- [What you will do] In the records below, count every line containing "screenshot". Reply with the number only.

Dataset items

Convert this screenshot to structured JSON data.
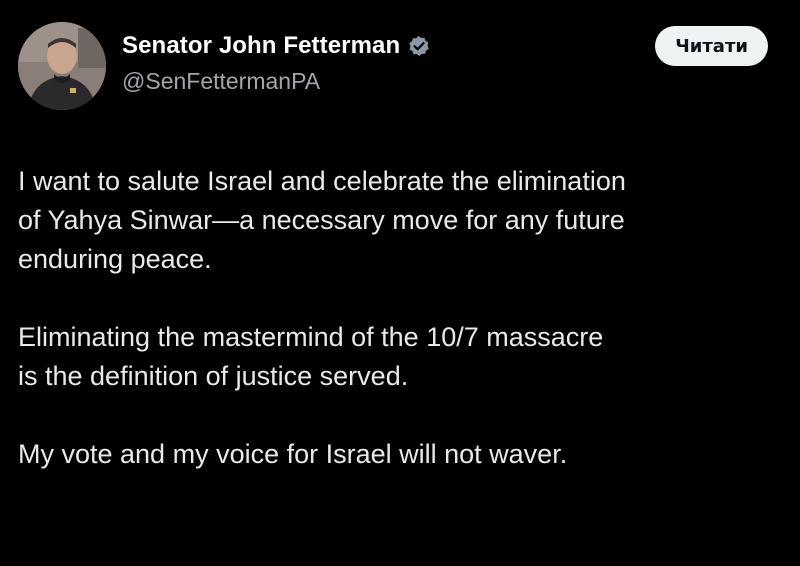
{
  "author": {
    "display_name": "Senator John Fetterman",
    "handle": "@SenFettermanPA",
    "avatar_icon": "profile-photo",
    "verified_icon": "verified-badge-icon",
    "verified_color": "#8b98a5"
  },
  "actions": {
    "follow_label": "Читати"
  },
  "post": {
    "paragraphs": [
      {
        "lines": [
          "I want to salute Israel and celebrate the elimination",
          "of Yahya Sinwar—a necessary move for any future",
          "enduring peace."
        ]
      },
      {
        "lines": [
          "Eliminating the mastermind of the 10/7 massacre",
          "is the definition of justice served."
        ]
      },
      {
        "lines": [
          "My vote and my voice for Israel will not waver."
        ]
      }
    ]
  },
  "colors": {
    "background": "#000000",
    "text": "#e7e9ea",
    "muted": "#a1a6ab",
    "button_bg": "#eff3f4",
    "button_text": "#0f1419"
  }
}
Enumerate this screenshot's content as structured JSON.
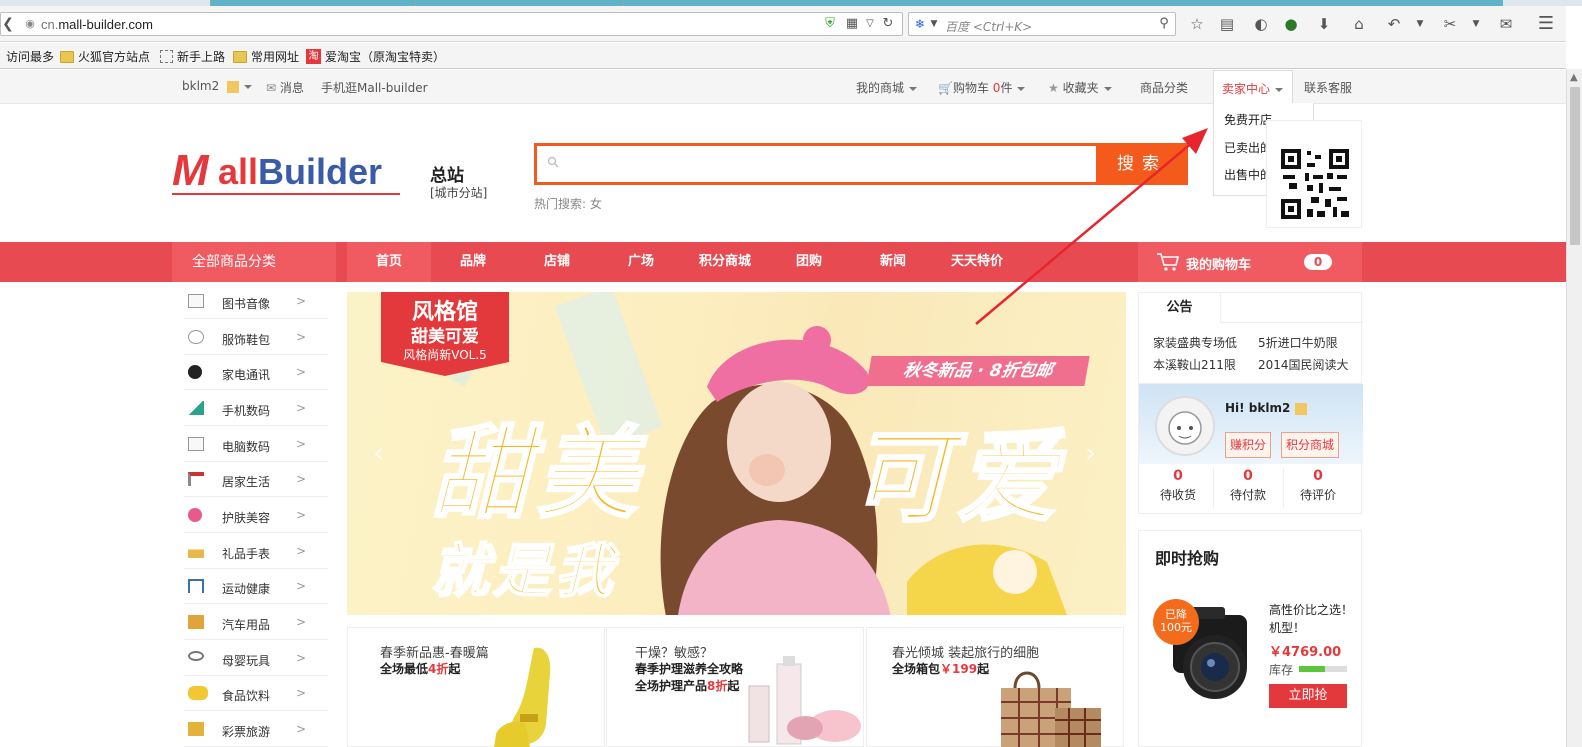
{
  "browser": {
    "url_host": "cn.",
    "url_domain": "mall-builder.com",
    "search_placeholder": "百度 <Ctrl+K>",
    "bookmarks": [
      "访问最多",
      "火狐官方站点",
      "新手上路",
      "常用网址",
      "爱淘宝（原淘宝特卖）"
    ],
    "bookmark_badge": "淘"
  },
  "topbar": {
    "user": "bklm2",
    "messages": "消息",
    "mobile": "手机逛Mall-builder",
    "my_mall": "我的商城",
    "cart_prefix": "购物车",
    "cart_count": "0",
    "cart_unit": "件",
    "favorites": "收藏夹",
    "categories": "商品分类",
    "seller_center": "卖家中心",
    "service": "联系客服"
  },
  "seller_menu": [
    "免费开店",
    "已卖出的商品",
    "出售中的商品"
  ],
  "header": {
    "logo_m": "M",
    "logo_r": "all",
    "logo_b": "Builder",
    "site_name": "总站",
    "city_site": "[城市分站]",
    "search_button": "搜索",
    "hot_search": "热门搜索: 女"
  },
  "nav": {
    "all_categories": "全部商品分类",
    "items": [
      "首页",
      "品牌",
      "店铺",
      "广场",
      "积分商城",
      "团购",
      "新闻",
      "天天特价"
    ],
    "cart_label": "我的购物车",
    "cart_count": "0"
  },
  "categories": [
    "图书音像",
    "服饰鞋包",
    "家电通讯",
    "手机数码",
    "电脑数码",
    "居家生活",
    "护肤美容",
    "礼品手表",
    "运动健康",
    "汽车用品",
    "母婴玩具",
    "食品饮料",
    "彩票旅游"
  ],
  "banner": {
    "tag1": "风格馆",
    "tag2": "甜美可爱",
    "tag3": "风格尚新VOL.5",
    "promo": "秋冬新品 · 8折包邮",
    "big1": "甜美",
    "big2": "可爱",
    "big3": "就是我"
  },
  "sub_banners": [
    {
      "t1": "春季新品惠-春暖篇",
      "t2_pre": "全场最低",
      "t2_red": "4折",
      "t2_post": "起",
      "t3": ""
    },
    {
      "t1": "干燥？敏感？",
      "t2_pre": "春季护理滋养全攻略",
      "t2_red": "",
      "t2_post": "",
      "t3_pre": "全场护理产品",
      "t3_red": "8折",
      "t3_post": "起"
    },
    {
      "t1": "春光倾城 装起旅行的细胞",
      "t2_pre": "全场箱包",
      "t2_red": "￥199",
      "t2_post": "起",
      "t3": ""
    }
  ],
  "notice": {
    "tab": "公告",
    "items": [
      "家装盛典专场低",
      "5折进口牛奶限",
      "本溪鞍山211限",
      "2014国民阅读大"
    ]
  },
  "userbox": {
    "hi": "Hi! bklm2",
    "earn_points": "赚积分",
    "points_mall": "积分商城",
    "stats": [
      {
        "num": "0",
        "label": "待收货"
      },
      {
        "num": "0",
        "label": "待付款"
      },
      {
        "num": "0",
        "label": "待评价"
      }
    ]
  },
  "flash": {
    "title": "即时抢购",
    "badge1": "已降",
    "badge2": "100元",
    "name": "高性价比之选！机型！",
    "price": "￥4769.00",
    "stock_label": "库存",
    "stock_fraction": 0.55,
    "buy": "立即抢"
  },
  "colors": {
    "accent": "#e84a52",
    "search": "#f45a1b",
    "price": "#e4393c"
  }
}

- [The completed task] 2